TASK GOAL → Return every record verbatim.

INFORMATION SHOWN →
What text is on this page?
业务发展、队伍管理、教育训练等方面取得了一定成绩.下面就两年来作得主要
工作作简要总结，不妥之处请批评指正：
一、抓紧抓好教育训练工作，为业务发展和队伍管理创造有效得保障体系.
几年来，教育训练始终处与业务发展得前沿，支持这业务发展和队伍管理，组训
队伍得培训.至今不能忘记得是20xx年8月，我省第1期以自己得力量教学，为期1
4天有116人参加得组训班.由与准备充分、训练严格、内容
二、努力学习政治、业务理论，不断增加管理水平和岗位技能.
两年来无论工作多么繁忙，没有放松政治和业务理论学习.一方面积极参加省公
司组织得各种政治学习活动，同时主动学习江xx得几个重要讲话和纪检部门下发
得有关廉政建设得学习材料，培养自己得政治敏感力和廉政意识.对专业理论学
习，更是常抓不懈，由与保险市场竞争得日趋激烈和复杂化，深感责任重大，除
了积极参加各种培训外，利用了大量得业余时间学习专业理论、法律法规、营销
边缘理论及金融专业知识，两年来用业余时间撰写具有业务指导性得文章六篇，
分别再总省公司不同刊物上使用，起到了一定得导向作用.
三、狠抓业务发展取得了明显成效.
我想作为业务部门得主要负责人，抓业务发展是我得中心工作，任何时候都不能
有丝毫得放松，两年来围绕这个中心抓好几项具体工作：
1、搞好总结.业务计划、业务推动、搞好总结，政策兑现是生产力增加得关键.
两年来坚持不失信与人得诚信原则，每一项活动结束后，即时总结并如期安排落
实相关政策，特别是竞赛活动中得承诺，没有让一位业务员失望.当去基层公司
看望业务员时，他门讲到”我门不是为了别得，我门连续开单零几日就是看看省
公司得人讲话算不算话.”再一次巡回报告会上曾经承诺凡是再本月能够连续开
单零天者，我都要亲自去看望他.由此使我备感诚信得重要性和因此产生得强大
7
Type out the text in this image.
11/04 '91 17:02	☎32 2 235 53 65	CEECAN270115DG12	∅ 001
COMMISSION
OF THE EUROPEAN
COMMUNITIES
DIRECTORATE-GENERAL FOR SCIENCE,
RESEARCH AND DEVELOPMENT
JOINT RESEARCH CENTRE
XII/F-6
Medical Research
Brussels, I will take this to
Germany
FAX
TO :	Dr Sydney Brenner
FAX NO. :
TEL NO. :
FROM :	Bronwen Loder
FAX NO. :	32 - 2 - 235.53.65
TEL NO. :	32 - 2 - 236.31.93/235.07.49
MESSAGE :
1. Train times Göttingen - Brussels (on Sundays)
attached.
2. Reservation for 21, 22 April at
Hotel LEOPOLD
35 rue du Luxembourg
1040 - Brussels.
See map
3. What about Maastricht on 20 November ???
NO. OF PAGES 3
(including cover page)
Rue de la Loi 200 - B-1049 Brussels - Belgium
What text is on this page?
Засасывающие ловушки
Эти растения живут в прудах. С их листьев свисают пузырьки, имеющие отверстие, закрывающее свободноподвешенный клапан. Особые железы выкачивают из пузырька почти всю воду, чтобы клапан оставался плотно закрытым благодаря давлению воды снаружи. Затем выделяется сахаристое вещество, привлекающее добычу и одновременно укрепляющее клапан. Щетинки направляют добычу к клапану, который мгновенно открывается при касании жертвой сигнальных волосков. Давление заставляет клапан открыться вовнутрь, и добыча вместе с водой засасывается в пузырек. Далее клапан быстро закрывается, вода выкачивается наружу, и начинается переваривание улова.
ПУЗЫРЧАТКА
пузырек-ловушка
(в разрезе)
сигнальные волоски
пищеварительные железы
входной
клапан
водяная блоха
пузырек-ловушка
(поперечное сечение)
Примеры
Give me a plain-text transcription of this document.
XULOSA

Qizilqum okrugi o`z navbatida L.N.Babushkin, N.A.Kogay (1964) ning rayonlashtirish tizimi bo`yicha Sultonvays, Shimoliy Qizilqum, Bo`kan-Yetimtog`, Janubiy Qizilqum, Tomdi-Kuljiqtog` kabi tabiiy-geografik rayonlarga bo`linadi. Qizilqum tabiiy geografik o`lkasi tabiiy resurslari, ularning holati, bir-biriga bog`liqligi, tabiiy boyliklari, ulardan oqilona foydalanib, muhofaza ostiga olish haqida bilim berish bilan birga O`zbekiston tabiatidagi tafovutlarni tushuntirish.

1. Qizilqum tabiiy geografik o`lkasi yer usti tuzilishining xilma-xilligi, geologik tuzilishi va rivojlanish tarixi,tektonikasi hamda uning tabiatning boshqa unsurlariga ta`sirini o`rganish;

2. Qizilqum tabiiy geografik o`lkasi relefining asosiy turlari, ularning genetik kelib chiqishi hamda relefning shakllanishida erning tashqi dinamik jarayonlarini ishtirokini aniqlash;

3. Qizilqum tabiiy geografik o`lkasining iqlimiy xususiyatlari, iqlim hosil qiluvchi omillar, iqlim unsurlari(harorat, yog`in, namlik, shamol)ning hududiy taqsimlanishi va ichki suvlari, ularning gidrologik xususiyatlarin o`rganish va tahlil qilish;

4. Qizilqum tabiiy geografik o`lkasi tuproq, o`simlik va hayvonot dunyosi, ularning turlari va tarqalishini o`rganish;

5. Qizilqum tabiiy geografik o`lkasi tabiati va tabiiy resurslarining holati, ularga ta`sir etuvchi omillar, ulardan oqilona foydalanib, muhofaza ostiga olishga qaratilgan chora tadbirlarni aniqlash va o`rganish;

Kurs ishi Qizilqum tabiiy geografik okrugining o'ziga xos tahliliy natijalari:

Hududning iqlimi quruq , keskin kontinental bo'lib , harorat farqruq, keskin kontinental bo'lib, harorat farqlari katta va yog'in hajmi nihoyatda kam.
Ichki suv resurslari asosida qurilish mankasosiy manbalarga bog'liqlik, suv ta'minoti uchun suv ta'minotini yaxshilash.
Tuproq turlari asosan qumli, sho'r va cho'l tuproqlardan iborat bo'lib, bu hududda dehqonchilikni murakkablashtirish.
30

TASK RESPONSE →
What text is on this page?
业务发展、队伍管理、教育训练等方面取得了一定成绩.下面就两年来作得主要
工作作简要总结，不妥之处请批评指正：
一、抓紧抓好教育训练工作，为业务发展和队伍管理创造有效得保障体系.
几年来，教育训练始终处与业务发展得前沿，支持这业务发展和队伍管理，组训
队伍得培训.至今不能忘记得是20xx年8月，我省第1期以自己得力量教学，为期1
4天有116人参加得组训班.由与准备充分、训练严格、内容
二、努力学习政治、业务理论，不断增加管理水平和岗位技能.
两年来无论工作多么繁忙，没有放松政治和业务理论学习.一方面积极参加省公
司组织得各种政治学习活动，同时主动学习江xx得几个重要讲话和纪检部门下发
得有关廉政建设得学习材料，培养自己得政治敏感力和廉政意识.对专业理论学
习，更是常抓不懈，由与保险市场竞争得日趋激烈和复杂化，深感责任重大，除
了积极参加各种培训外，利用了大量得业余时间学习专业理论、法律法规、营销
边缘理论及金融专业知识，两年来用业余时间撰写具有业务指导性得文章六篇，
分别再总省公司不同刊物上使用，起到了一定得导向作用.
三、狠抓业务发展取得了明显成效.
我想作为业务部门得主要负责人，抓业务发展是我得中心工作，任何时候都不能
有丝毫得放松，两年来围绕这个中心抓好几项具体工作：
1、搞好总结.业务计划、业务推动、搞好总结，政策兑现是生产力增加得关键.
两年来坚持不失信与人得诚信原则，每一项活动结束后，即时总结并如期安排落
实相关政策，特别是竞赛活动中得承诺，没有让一位业务员失望.当去基层公司
看望业务员时，他门讲到”我门不是为了别得，我门连续开单零几日就是看看省
公司得人讲话算不算话.”再一次巡回报告会上曾经承诺凡是再本月能够连续开
单零天者，我都要亲自去看望他.由此使我备感诚信得重要性和因此产生得强大
7
Type out the text in this image.
11/04 '91 17:02	☎32 2 235 53 65	CEECAN270115DG12	∅ 001
COMMISSION
OF THE EUROPEAN
COMMUNITIES
DIRECTORATE-GENERAL FOR SCIENCE,
RESEARCH AND DEVELOPMENT
JOINT RESEARCH CENTRE
XII/F-6
Medical Research
Brussels, I will take this to
Germany
FAX
TO :	Dr Sydney Brenner
FAX NO. :
TEL NO. :
FROM :	Bronwen Loder
FAX NO. :	32 - 2 - 235.53.65
TEL NO. :	32 - 2 - 236.31.93/235.07.49
MESSAGE :
1. Train times Göttingen - Brussels (on Sundays)
attached.
2. Reservation for 21, 22 April at
Hotel LEOPOLD
35 rue du Luxembourg
1040 - Brussels.
See map
3. What about Maastricht on 20 November ???
NO. OF PAGES 3
(including cover page)
Rue de la Loi 200 - B-1049 Brussels - Belgium
What text is on this page?
Засасывающие ловушки
Эти растения живут в прудах. С их листьев свисают пузырьки, имеющие отверстие, закрывающее свободноподвешенный клапан. Особые железы выкачивают из пузырька почти всю воду, чтобы клапан оставался плотно закрытым благодаря давлению воды снаружи. Затем выделяется сахаристое вещество, привлекающее добычу и одновременно укрепляющее клапан. Щетинки направляют добычу к клапану, который мгновенно открывается при касании жертвой сигнальных волосков. Давление заставляет клапан открыться вовнутрь, и добыча вместе с водой засасывается в пузырек. Далее клапан быстро закрывается, вода выкачивается наружу, и начинается переваривание улова.
ПУЗЫРЧАТКА
пузырек-ловушка
(в разрезе)
сигнальные волоски
пищеварительные железы
входной
клапан
водяная блоха
пузырек-ловушка
(поперечное сечение)
Примеры
Give me a plain-text transcription of this document.
XULOSA

Qizilqum okrugi o`z navbatida L.N.Babushkin, N.A.Kogay (1964) ning rayonlashtirish tizimi bo`yicha Sultonvays, Shimoliy Qizilqum, Bo`kan-Yetimtog`, Janubiy Qizilqum, Tomdi-Kuljiqtog` kabi tabiiy-geografik rayonlarga bo`linadi. Qizilqum tabiiy geografik o`lkasi tabiiy resurslari, ularning holati, bir-biriga bog`liqligi, tabiiy boyliklari, ulardan oqilona foydalanib, muhofaza ostiga olish haqida bilim berish bilan birga O`zbekiston tabiatidagi tafovutlarni tushuntirish.

1. Qizilqum tabiiy geografik o`lkasi yer usti tuzilishining xilma-xilligi, geologik tuzilishi va rivojlanish tarixi,tektonikasi hamda uning tabiatning boshqa unsurlariga ta`sirini o`rganish;

2. Qizilqum tabiiy geografik o`lkasi relefining asosiy turlari, ularning genetik kelib chiqishi hamda relefning shakllanishida erning tashqi dinamik jarayonlarini ishtirokini aniqlash;

3. Qizilqum tabiiy geografik o`lkasining iqlimiy xususiyatlari, iqlim hosil qiluvchi omillar, iqlim unsurlari(harorat, yog`in, namlik, shamol)ning hududiy taqsimlanishi va ichki suvlari, ularning gidrologik xususiyatlarin o`rganish va tahlil qilish;

4. Qizilqum tabiiy geografik o`lkasi tuproq, o`simlik va hayvonot dunyosi, ularning turlari va tarqalishini o`rganish;

5. Qizilqum tabiiy geografik o`lkasi tabiati va tabiiy resurslarining holati, ularga ta`sir etuvchi omillar, ulardan oqilona foydalanib, muhofaza ostiga olishga qaratilgan chora tadbirlarni aniqlash va o`rganish;

Kurs ishi Qizilqum tabiiy geografik okrugining o'ziga xos tahliliy natijalari:

Hududning iqlimi quruq , keskin kontinental bo'lib , harorat farqruq, keskin kontinental bo'lib, harorat farqlari katta va yog'in hajmi nihoyatda kam.
Ichki suv resurslari asosida qurilish mankasosiy manbalarga bog'liqlik, suv ta'minoti uchun suv ta'minotini yaxshilash.
Tuproq turlari asosan qumli, sho'r va cho'l tuproqlardan iborat bo'lib, bu hududda dehqonchilikni murakkablashtirish.
30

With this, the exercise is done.